--- EXERCISE ---
Copy each line below in which the string "number" occurs.

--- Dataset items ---
________________
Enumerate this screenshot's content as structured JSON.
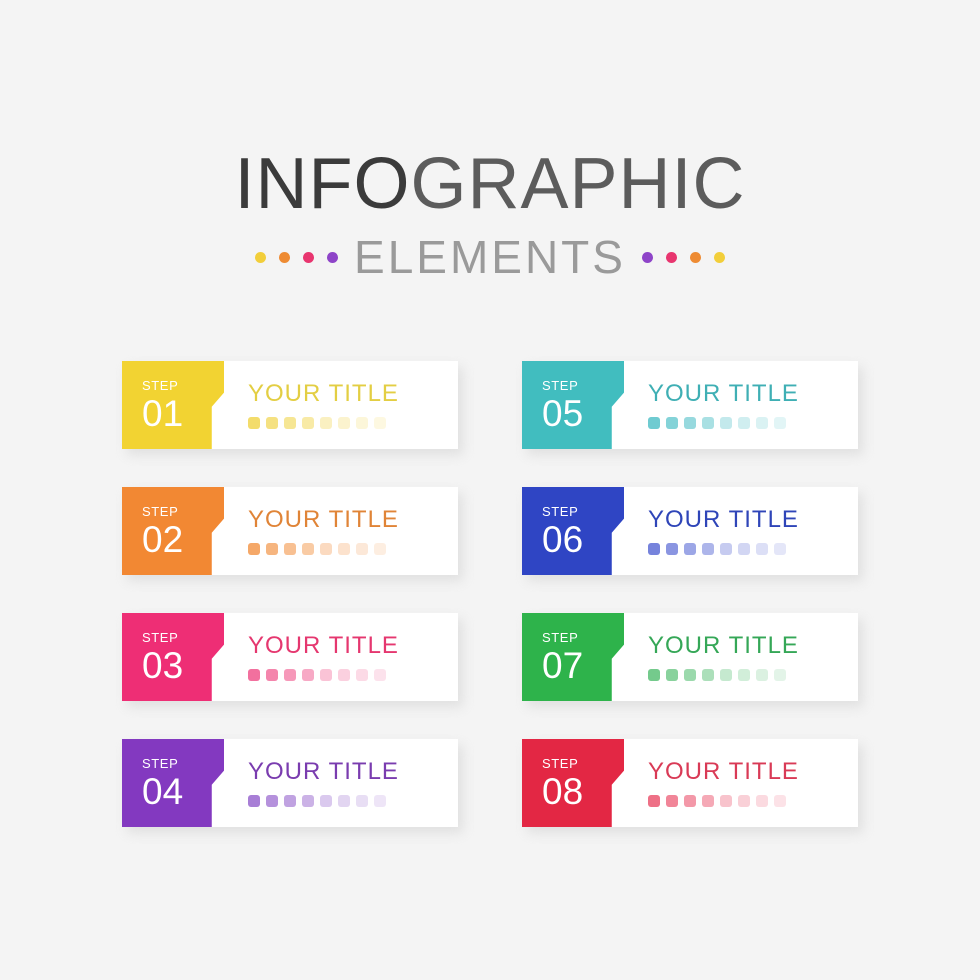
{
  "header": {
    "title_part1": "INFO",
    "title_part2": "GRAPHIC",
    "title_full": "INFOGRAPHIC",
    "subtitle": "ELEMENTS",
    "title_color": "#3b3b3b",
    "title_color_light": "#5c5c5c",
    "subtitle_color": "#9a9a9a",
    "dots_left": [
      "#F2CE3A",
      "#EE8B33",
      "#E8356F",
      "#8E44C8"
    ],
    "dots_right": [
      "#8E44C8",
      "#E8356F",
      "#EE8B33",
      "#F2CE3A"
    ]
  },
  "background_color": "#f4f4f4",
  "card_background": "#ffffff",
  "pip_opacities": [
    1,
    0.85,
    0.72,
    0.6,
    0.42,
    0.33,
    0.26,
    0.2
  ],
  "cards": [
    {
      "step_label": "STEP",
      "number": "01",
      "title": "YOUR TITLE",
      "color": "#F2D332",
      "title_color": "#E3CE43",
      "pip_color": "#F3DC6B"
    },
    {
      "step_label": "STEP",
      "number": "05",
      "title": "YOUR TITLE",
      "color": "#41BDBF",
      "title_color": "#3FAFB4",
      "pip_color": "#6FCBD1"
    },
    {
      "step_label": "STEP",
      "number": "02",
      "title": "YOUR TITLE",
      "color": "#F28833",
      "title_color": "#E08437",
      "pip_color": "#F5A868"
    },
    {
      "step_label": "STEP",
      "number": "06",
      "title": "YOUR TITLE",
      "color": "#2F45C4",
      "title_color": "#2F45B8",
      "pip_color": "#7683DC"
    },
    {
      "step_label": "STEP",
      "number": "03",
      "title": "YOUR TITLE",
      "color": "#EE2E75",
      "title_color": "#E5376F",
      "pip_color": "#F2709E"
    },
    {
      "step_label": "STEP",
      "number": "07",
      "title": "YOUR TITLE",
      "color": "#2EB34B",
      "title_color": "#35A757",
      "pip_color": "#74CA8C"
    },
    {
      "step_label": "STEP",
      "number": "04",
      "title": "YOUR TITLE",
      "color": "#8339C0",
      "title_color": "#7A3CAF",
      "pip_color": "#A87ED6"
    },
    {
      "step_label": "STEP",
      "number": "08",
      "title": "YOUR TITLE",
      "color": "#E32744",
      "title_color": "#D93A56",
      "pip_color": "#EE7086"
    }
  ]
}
________________
--- REPLY TO THE TASK ---
      "number": "01",
      "number": "05",
      "number": "02",
      "number": "06",
      "number": "03",
      "number": "07",
      "number": "04",
      "number": "08",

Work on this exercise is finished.